## [Exercise goal]
Output as a numbered list the lines from the start of the items through the line containing "value-label: 108 [427, 588, 461, 609]", including both ends and leaving out blank lines.

(A run of items)

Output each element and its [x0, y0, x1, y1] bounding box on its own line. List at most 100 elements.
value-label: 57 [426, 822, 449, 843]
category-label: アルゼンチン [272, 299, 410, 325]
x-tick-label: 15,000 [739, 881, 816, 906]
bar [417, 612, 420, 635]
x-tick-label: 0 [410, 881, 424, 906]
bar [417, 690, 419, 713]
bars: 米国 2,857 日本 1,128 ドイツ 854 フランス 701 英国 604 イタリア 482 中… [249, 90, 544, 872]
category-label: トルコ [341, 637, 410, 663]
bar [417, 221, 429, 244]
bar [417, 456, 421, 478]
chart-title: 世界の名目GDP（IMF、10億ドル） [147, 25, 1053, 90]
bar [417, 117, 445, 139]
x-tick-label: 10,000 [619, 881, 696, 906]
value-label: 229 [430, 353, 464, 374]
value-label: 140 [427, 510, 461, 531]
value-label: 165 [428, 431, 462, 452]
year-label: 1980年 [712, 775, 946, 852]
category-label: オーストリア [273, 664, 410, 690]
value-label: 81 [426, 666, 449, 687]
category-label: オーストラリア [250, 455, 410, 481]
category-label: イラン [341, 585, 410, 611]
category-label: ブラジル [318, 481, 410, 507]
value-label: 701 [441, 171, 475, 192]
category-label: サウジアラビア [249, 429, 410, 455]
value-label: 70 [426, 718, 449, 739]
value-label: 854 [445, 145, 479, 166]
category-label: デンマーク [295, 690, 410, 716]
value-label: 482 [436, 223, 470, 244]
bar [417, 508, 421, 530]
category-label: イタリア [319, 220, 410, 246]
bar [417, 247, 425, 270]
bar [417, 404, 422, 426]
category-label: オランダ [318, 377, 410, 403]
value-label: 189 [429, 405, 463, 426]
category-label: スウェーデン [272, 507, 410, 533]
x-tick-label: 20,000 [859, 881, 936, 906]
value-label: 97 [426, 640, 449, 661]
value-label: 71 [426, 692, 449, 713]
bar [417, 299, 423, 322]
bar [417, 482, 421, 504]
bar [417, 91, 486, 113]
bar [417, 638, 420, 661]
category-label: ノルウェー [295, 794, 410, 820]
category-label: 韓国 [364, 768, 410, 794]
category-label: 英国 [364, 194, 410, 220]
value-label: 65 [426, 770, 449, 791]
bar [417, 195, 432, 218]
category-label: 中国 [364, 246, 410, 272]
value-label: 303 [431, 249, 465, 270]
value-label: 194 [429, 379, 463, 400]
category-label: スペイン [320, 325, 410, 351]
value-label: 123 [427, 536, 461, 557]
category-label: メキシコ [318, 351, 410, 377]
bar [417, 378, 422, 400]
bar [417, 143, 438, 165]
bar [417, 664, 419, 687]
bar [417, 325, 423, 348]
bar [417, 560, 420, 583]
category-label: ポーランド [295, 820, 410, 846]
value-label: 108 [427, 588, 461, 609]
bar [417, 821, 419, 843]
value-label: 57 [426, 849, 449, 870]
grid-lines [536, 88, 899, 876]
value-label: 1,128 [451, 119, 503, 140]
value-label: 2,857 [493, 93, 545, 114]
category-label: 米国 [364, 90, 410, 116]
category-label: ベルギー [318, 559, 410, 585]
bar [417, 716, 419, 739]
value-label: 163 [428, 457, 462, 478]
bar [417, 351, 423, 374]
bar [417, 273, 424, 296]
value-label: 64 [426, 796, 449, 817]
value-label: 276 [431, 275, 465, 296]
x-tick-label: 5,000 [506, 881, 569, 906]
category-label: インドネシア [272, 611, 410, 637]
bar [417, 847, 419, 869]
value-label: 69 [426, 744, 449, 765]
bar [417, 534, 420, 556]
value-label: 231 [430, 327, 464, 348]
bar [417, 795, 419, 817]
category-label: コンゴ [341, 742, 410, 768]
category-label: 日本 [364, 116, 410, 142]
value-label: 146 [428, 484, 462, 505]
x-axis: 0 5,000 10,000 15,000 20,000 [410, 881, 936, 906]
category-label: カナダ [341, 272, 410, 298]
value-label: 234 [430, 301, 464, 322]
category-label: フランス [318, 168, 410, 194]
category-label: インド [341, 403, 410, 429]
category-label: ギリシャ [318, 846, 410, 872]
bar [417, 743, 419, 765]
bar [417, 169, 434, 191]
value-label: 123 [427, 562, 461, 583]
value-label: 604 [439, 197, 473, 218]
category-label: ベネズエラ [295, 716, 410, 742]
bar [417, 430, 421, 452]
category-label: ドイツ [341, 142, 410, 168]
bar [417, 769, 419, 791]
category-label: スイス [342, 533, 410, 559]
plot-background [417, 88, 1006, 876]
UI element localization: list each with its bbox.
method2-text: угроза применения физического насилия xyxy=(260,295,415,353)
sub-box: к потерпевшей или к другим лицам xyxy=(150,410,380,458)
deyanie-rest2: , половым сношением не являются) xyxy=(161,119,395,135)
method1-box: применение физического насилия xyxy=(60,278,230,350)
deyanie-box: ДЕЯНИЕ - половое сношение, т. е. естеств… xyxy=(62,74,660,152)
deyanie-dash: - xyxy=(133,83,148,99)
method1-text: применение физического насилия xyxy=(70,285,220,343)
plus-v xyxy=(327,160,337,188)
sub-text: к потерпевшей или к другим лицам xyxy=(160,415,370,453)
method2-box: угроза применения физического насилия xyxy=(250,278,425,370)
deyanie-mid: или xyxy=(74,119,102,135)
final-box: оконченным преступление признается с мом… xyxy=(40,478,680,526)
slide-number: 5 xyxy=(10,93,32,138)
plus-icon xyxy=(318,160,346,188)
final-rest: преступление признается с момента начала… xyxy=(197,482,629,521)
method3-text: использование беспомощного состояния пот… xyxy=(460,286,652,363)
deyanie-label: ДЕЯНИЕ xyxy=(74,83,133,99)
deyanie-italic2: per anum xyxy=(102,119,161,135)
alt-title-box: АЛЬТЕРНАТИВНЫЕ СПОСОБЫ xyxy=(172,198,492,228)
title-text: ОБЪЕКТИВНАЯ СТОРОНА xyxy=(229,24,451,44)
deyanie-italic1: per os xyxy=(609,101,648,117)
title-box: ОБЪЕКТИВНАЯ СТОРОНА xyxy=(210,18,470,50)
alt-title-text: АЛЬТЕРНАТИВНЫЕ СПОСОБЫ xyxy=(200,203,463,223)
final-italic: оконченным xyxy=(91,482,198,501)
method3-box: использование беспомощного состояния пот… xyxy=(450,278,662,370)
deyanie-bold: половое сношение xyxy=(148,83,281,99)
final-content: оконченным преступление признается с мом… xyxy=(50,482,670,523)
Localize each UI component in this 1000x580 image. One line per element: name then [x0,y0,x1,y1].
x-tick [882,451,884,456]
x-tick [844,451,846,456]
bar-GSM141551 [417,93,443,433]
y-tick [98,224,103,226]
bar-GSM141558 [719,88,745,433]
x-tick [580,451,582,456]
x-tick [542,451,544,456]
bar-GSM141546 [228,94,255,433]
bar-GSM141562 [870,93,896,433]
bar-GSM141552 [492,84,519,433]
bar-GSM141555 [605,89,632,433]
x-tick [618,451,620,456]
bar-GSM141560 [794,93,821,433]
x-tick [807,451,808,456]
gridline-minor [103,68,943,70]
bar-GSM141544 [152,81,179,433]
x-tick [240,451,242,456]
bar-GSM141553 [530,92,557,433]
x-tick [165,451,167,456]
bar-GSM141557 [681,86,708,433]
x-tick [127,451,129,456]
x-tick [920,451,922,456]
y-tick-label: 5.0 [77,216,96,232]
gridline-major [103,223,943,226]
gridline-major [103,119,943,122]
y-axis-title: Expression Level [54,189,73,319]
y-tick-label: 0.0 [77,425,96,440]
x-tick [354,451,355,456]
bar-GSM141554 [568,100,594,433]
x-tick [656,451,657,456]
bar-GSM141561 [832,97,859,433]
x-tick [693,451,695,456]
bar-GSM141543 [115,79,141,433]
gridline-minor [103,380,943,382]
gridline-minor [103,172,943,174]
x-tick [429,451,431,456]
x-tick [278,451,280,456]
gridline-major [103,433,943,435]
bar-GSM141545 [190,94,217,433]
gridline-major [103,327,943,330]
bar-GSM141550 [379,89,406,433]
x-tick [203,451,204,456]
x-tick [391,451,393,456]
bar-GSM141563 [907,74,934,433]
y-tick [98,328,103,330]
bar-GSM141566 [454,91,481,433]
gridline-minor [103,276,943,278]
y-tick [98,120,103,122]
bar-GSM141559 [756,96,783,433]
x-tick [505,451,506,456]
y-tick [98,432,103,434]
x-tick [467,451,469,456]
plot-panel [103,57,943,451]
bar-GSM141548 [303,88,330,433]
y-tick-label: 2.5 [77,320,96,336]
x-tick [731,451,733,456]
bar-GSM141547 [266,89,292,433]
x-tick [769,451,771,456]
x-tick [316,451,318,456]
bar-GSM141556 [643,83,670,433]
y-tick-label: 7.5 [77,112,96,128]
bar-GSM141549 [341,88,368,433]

## [Answer to the problem]
1. Output each element and its [x0, y0, x1, y1] bounding box on its own line. List at most 100 elements.
2. value-label: 57 [426, 822, 449, 843]
3. category-label: アルゼンチン [272, 299, 410, 325]
4. x-tick-label: 15,000 [739, 881, 816, 906]
5. bar [417, 612, 420, 635]
6. x-tick-label: 0 [410, 881, 424, 906]
7. bar [417, 690, 419, 713]
8. bars: 米国 2,857 日本 1,128 ドイツ 854 フランス 701 英国 604 イタリア 482 中… [249, 90, 544, 872]
9. category-label: トルコ [341, 637, 410, 663]
10. bar [417, 221, 429, 244]
11. bar [417, 456, 421, 478]
12. chart-title: 世界の名目GDP（IMF、10億ドル） [147, 25, 1053, 90]
13. bar [417, 117, 445, 139]
14. x-tick-label: 10,000 [619, 881, 696, 906]
15. value-label: 229 [430, 353, 464, 374]
16. value-label: 140 [427, 510, 461, 531]
17. value-label: 165 [428, 431, 462, 452]
18. year-label: 1980年 [712, 775, 946, 852]
19. category-label: オーストリア [273, 664, 410, 690]
20. value-label: 81 [426, 666, 449, 687]
21. category-label: オーストラリア [250, 455, 410, 481]
22. category-label: イラン [341, 585, 410, 611]
23. category-label: ブラジル [318, 481, 410, 507]
24. value-label: 701 [441, 171, 475, 192]
25. category-label: サウジアラビア [249, 429, 410, 455]
26. value-label: 70 [426, 718, 449, 739]
27. value-label: 854 [445, 145, 479, 166]
28. category-label: デンマーク [295, 690, 410, 716]
29. value-label: 482 [436, 223, 470, 244]
30. bar [417, 508, 421, 530]
31. category-label: イタリア [319, 220, 410, 246]
32. bar [417, 247, 425, 270]
33. bar [417, 404, 422, 426]
34. category-label: オランダ [318, 377, 410, 403]
35. value-label: 189 [429, 405, 463, 426]
36. category-label: スウェーデン [272, 507, 410, 533]
37. x-tick-label: 20,000 [859, 881, 936, 906]
38. value-label: 97 [426, 640, 449, 661]
39. value-label: 71 [426, 692, 449, 713]
40. bar [417, 299, 423, 322]
41. bar [417, 482, 421, 504]
42. bar [417, 91, 486, 113]
43. bar [417, 638, 420, 661]
44. category-label: ノルウェー [295, 794, 410, 820]
45. category-label: 韓国 [364, 768, 410, 794]
46. category-label: 英国 [364, 194, 410, 220]
47. value-label: 65 [426, 770, 449, 791]
48. bar [417, 195, 432, 218]
49. category-label: 中国 [364, 246, 410, 272]
50. value-label: 303 [431, 249, 465, 270]
51. value-label: 194 [429, 379, 463, 400]
52. category-label: スペイン [320, 325, 410, 351]
53. value-label: 123 [427, 536, 461, 557]
54. category-label: メキシコ [318, 351, 410, 377]
55. bar [417, 378, 422, 400]
56. bar [417, 143, 438, 165]
57. bar [417, 664, 419, 687]
58. bar [417, 325, 423, 348]
59. bar [417, 560, 420, 583]
60. category-label: ポーランド [295, 820, 410, 846]
61. value-label: 108 [427, 588, 461, 609]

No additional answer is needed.